> [Extrait du texte]
◇ ◇ ◇ ◇
05/09/2014

Passeur de la Beat Generation



Claude Pélieu a été le seul Français dont on puisse dire qu’il a partagé la vie des écrivains de la Beat Generation. Exilé volontaire aux États-Unis, il s’installe en 1964 à San Francisco avec sa compagne, Mary Beach, qu’il a rencontrée quelque temps plus tôt à Paris. Mary est employée à la librairie City Lights Bookstore. Rapidement le couple commence à travailler sur les traductions des grands auteurs Beat. 

C’est ainsi qu’ils s’attaquent à la Trilogie (La Machine molle, Le Ticket qui explosa, Nova Express), une grande œuvre dans laquelle William Burroughs reprend et perfectionne la technique du cut-up inventée par Brion Gysin et tente, selon ses propres explications, de «créer une nouvelle mythologie pour l’ère spatiale ». Pour les traducteurs, l’aventure est compliquée. La langue française, analytique, se prête très mal à cet exercice de collages de mots et de permutations. Pourtant, Mary Beach est tout de suite parvenue à rendre la complexité de ce texte expérimental. A partir de cette première traduction remarquable, Claude Pélieu effectue une magistrale adaptation. Le mot « adaptation », qui figure en toutes lettres dans l’édition française, n’est pas sans importance. Il montre bien que Pélieu a été obligé, pour rendre en français un texte effervescent et chaotique, de créer une langue poétique originale et radicale. De l’œuvre ambitieuse et novatrice de Burroughs, il ne pouvait pas se contenter de livrer une version terne et insipide, comme l’aurait fait un traducteur lambda. Sans trahir l’original, il a réussi à transmettre, dans la langue de Molière, le rythme saccadé de Burroughs, son flux, ses accents surprenants, ses images fulgurantes… « Burroughs attaque, dévaste, décrasse le langage, brise les structures poétiques », se réjouissait Claude Pélieu, qui était, dans ces années 70, le seul Français à s’inscrire corps et âme dans ce qu’on a appelé « l’Internationale cut-up ». Il avait adapté en France une nouvelle manière d’écrire et vivifié le climat poétique de l’époque. Face à « la vieille écriture poussiéreuse et pourrissante », Pélieu avait redonné à la poésie d’expression française un sacré souffle et une nouvelle modernité.
◇ ◇ ◇ ◇
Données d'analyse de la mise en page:

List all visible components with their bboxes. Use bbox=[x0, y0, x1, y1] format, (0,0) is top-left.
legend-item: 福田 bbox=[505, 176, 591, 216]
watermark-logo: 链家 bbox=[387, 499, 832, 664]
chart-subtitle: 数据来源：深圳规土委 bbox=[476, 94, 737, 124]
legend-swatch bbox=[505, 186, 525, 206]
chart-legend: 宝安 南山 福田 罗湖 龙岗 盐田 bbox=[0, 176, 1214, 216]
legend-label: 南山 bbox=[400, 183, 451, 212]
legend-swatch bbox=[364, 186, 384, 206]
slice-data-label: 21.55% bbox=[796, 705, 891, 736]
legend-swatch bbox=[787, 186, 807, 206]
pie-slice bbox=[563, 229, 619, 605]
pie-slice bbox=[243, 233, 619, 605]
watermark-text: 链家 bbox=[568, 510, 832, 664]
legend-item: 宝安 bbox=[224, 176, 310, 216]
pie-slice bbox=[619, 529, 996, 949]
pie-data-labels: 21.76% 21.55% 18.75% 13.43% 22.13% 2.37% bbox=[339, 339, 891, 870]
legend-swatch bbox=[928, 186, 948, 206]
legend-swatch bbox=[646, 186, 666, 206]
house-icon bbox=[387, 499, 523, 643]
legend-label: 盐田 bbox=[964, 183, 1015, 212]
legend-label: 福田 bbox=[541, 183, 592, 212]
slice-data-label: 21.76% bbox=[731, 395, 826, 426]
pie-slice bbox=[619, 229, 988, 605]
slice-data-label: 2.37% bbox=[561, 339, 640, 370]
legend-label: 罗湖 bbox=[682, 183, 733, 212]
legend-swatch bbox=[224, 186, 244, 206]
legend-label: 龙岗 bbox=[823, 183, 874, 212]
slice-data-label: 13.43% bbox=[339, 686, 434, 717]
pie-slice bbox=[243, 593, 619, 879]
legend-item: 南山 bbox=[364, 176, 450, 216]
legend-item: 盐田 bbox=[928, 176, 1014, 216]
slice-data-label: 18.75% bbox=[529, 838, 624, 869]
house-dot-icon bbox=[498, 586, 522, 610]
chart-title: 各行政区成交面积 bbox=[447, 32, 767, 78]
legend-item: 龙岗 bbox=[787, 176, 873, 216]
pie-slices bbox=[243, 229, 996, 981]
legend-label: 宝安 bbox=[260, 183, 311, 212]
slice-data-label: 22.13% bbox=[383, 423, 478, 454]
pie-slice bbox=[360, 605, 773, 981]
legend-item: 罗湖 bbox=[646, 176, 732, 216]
◇ ◇ ◇ ◇
> [À faire]
Répondez à ces questions sur le texte consacré à Claude Pélieu :
1. En quelle année Claude Pélieu s'installe-t-il à San Francisco ?
2. Dans quelle librairie Mary Beach est-elle employée ?
3. Qui a inventé la technique du cut-up ?
Ce matériel est distinct du texte et sans lien avec lui.

> [Solution]
1. En 1964.
2. À la librairie City Lights Bookstore.
3. Brion Gysin.